Dataset —
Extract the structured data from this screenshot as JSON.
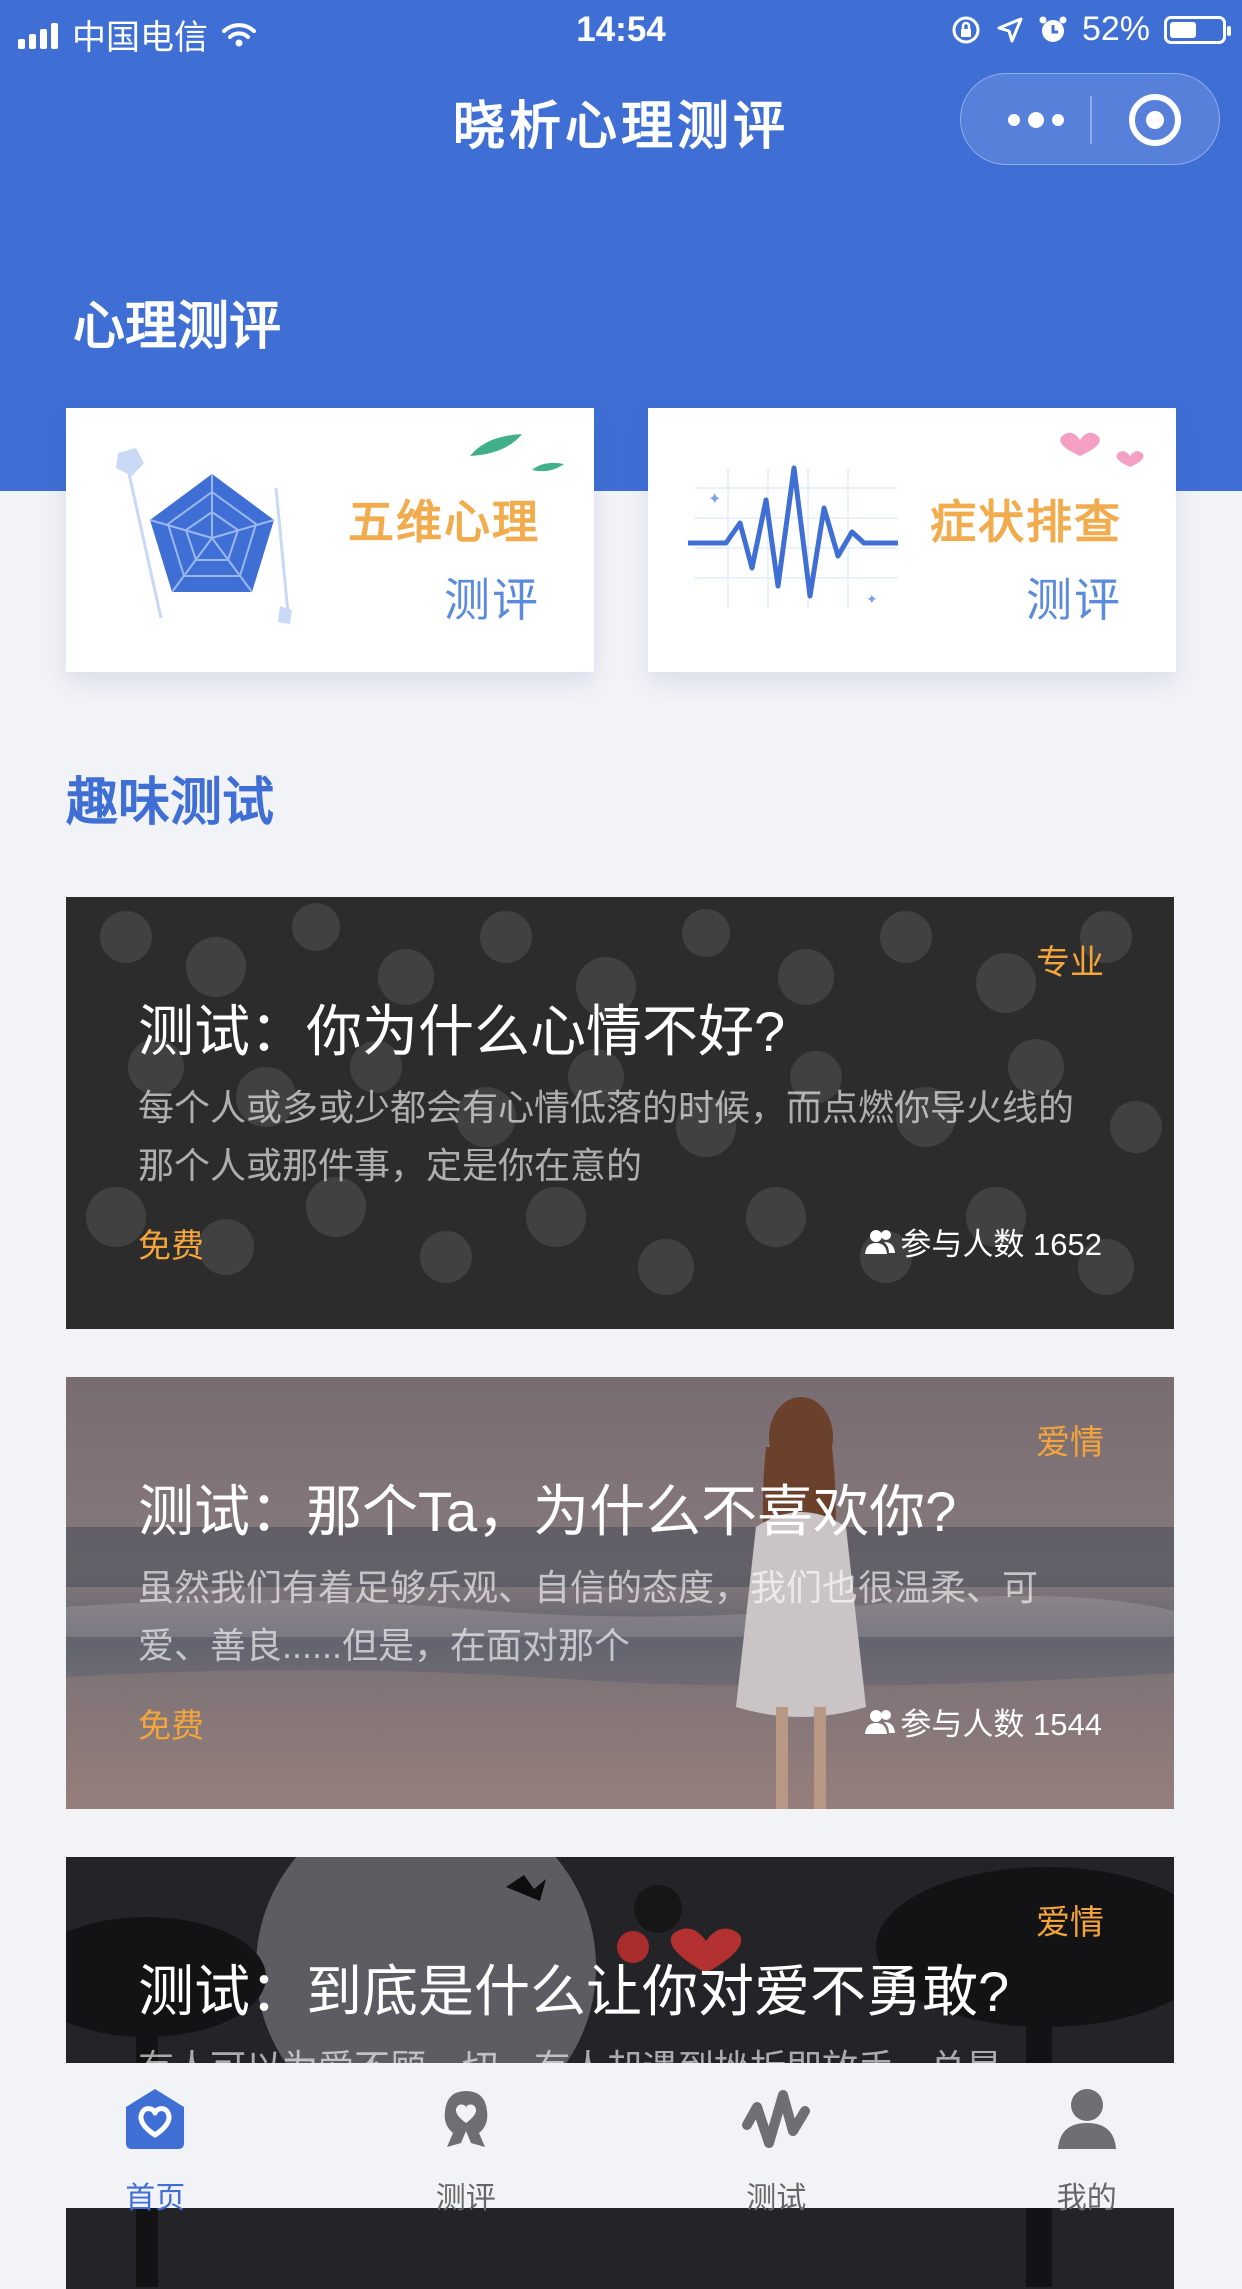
{
  "status_bar": {
    "carrier": "中国电信",
    "time": "14:54",
    "battery": "52%",
    "battery_level": 0.52
  },
  "header": {
    "title": "晓析心理测评",
    "menu_icon": "more-dots-icon",
    "close_icon": "target-circle-icon"
  },
  "psych_section": {
    "title": "心理测评",
    "cards": [
      {
        "line1": "五维心理",
        "line2": "测评",
        "icon": "pentagon-radar-illustration"
      },
      {
        "line1": "症状排查",
        "line2": "测评",
        "icon": "heartbeat-illustration"
      }
    ]
  },
  "fun_section": {
    "title": "趣味测试",
    "tests": [
      {
        "tag": "专业",
        "title": "测试：你为什么心情不好?",
        "desc": "每个人或多或少都会有心情低落的时候，而点燃你导火线的那个人或那件事，定是你在意的",
        "price": "免费",
        "count": "参与人数 1652"
      },
      {
        "tag": "爱情",
        "title": "测试：那个Ta，为什么不喜欢你?",
        "desc": "虽然我们有着足够乐观、自信的态度，我们也很温柔、可爱、善良......但是，在面对那个",
        "price": "免费",
        "count": "参与人数 1544"
      },
      {
        "tag": "爱情",
        "title": "测试：到底是什么让你对爱不勇敢?",
        "desc": "有人可以为爱不顾一切，有人却遇到挫折即放手，总是",
        "price": "",
        "count": ""
      }
    ]
  },
  "tabbar": {
    "items": [
      {
        "label": "首页",
        "icon": "home-heart-icon",
        "active": true
      },
      {
        "label": "测评",
        "icon": "evaluation-icon",
        "active": false
      },
      {
        "label": "测试",
        "icon": "test-wave-icon",
        "active": false
      },
      {
        "label": "我的",
        "icon": "user-icon",
        "active": false
      }
    ]
  },
  "colors": {
    "primary": "#3f6fd5",
    "accent": "#f0ac4d",
    "background": "#f2f3f7"
  }
}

What the exercise asks —
Write out all the records again, exactly, minus any pictures.

Reply to the exercise —
Extract the structured data from this screenshot as JSON.
{
  "status_bar": {
    "carrier": "中国电信",
    "time": "14:54",
    "battery": "52%",
    "battery_level": 0.52
  },
  "header": {
    "title": "晓析心理测评",
    "menu_icon": "more-dots-icon",
    "close_icon": "target-circle-icon"
  },
  "psych_section": {
    "title": "心理测评",
    "cards": [
      {
        "line1": "五维心理",
        "line2": "测评",
        "icon": "pentagon-radar-illustration"
      },
      {
        "line1": "症状排查",
        "line2": "测评",
        "icon": "heartbeat-illustration"
      }
    ]
  },
  "fun_section": {
    "title": "趣味测试",
    "tests": [
      {
        "tag": "专业",
        "title": "测试：你为什么心情不好?",
        "desc": "每个人或多或少都会有心情低落的时候，而点燃你导火线的那个人或那件事，定是你在意的",
        "price": "免费",
        "count": "参与人数 1652"
      },
      {
        "tag": "爱情",
        "title": "测试：那个Ta，为什么不喜欢你?",
        "desc": "虽然我们有着足够乐观、自信的态度，我们也很温柔、可爱、善良......但是，在面对那个",
        "price": "免费",
        "count": "参与人数 1544"
      },
      {
        "tag": "爱情",
        "title": "测试：到底是什么让你对爱不勇敢?",
        "desc": "有人可以为爱不顾一切，有人却遇到挫折即放手，总是",
        "price": "",
        "count": ""
      }
    ]
  },
  "tabbar": {
    "items": [
      {
        "label": "首页",
        "icon": "home-heart-icon",
        "active": true
      },
      {
        "label": "测评",
        "icon": "evaluation-icon",
        "active": false
      },
      {
        "label": "测试",
        "icon": "test-wave-icon",
        "active": false
      },
      {
        "label": "我的",
        "icon": "user-icon",
        "active": false
      }
    ]
  },
  "colors": {
    "primary": "#3f6fd5",
    "accent": "#f0ac4d",
    "background": "#f2f3f7"
  }
}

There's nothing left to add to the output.